[Dataset records on visual material]
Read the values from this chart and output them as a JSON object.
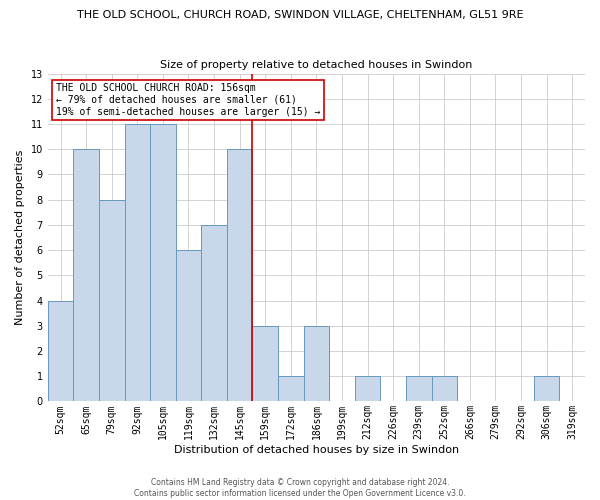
{
  "title": "THE OLD SCHOOL, CHURCH ROAD, SWINDON VILLAGE, CHELTENHAM, GL51 9RE",
  "subtitle": "Size of property relative to detached houses in Swindon",
  "xlabel": "Distribution of detached houses by size in Swindon",
  "ylabel": "Number of detached properties",
  "categories": [
    "52sqm",
    "65sqm",
    "79sqm",
    "92sqm",
    "105sqm",
    "119sqm",
    "132sqm",
    "145sqm",
    "159sqm",
    "172sqm",
    "186sqm",
    "199sqm",
    "212sqm",
    "226sqm",
    "239sqm",
    "252sqm",
    "266sqm",
    "279sqm",
    "292sqm",
    "306sqm",
    "319sqm"
  ],
  "values": [
    4,
    10,
    8,
    11,
    11,
    6,
    7,
    10,
    3,
    1,
    3,
    0,
    1,
    0,
    1,
    1,
    0,
    0,
    0,
    1,
    0
  ],
  "bar_color": "#c8d8ea",
  "bar_edge_color": "#6699bb",
  "vline_index": 8,
  "vline_color": "#cc0000",
  "ylim": [
    0,
    13
  ],
  "yticks": [
    0,
    1,
    2,
    3,
    4,
    5,
    6,
    7,
    8,
    9,
    10,
    11,
    12,
    13
  ],
  "annotation_title": "THE OLD SCHOOL CHURCH ROAD: 156sqm",
  "annotation_line1": "← 79% of detached houses are smaller (61)",
  "annotation_line2": "19% of semi-detached houses are larger (15) →",
  "annotation_box_color": "#ffffff",
  "annotation_box_edge": "#cc0000",
  "footer_line1": "Contains HM Land Registry data © Crown copyright and database right 2024.",
  "footer_line2": "Contains public sector information licensed under the Open Government Licence v3.0.",
  "bg_color": "#ffffff",
  "grid_color": "#cccccc",
  "title_fontsize": 8,
  "subtitle_fontsize": 8,
  "axis_label_fontsize": 8,
  "tick_fontsize": 7,
  "annotation_fontsize": 7,
  "footer_fontsize": 5.5
}
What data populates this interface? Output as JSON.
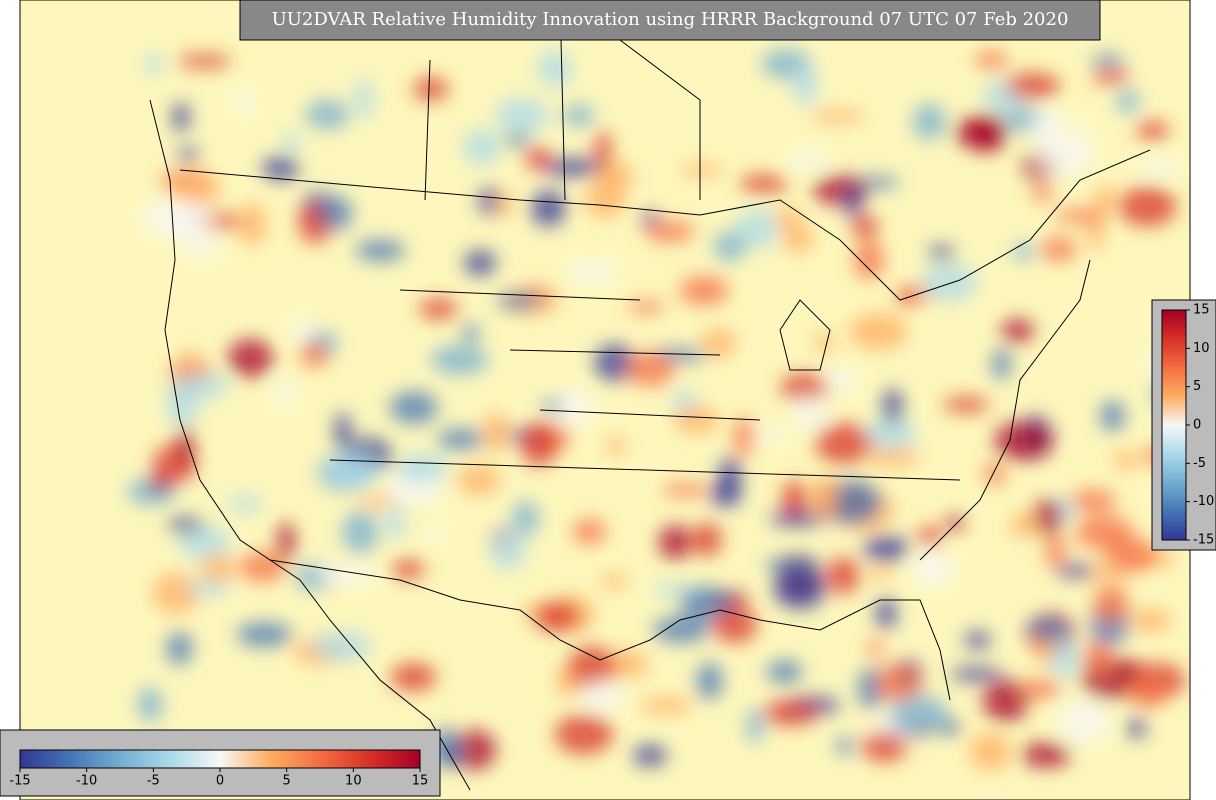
{
  "title": "UU2DVAR Relative Humidity Innovation using HRRR Background 07 UTC 07 Feb 2020",
  "colormap": [
    "#313695",
    "#4575b4",
    "#74add1",
    "#abd9e9",
    "#f7f7f7",
    "#fdae61",
    "#f46d43",
    "#d73027",
    "#a50026"
  ],
  "colorbar_horizontal": {
    "range": [
      -15,
      15
    ],
    "ticks": [
      -15,
      -10,
      -5,
      0,
      5,
      10,
      15
    ]
  },
  "colorbar_vertical": {
    "range": [
      -15,
      15
    ],
    "ticks": [
      -15,
      -10,
      -5,
      0,
      5,
      10,
      15
    ]
  }
}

• _What to produce_: Copy each line in the data that holds the word "CHURCH".

• _Exercise result_:
  "title": "THE OLD SCHOOL, CHURCH ROAD, SWINDON VILLAGE, CHELTENHAM, GL51 9RE",
  "annotation_title": "THE OLD SCHOOL CHURCH ROAD: 156sqm",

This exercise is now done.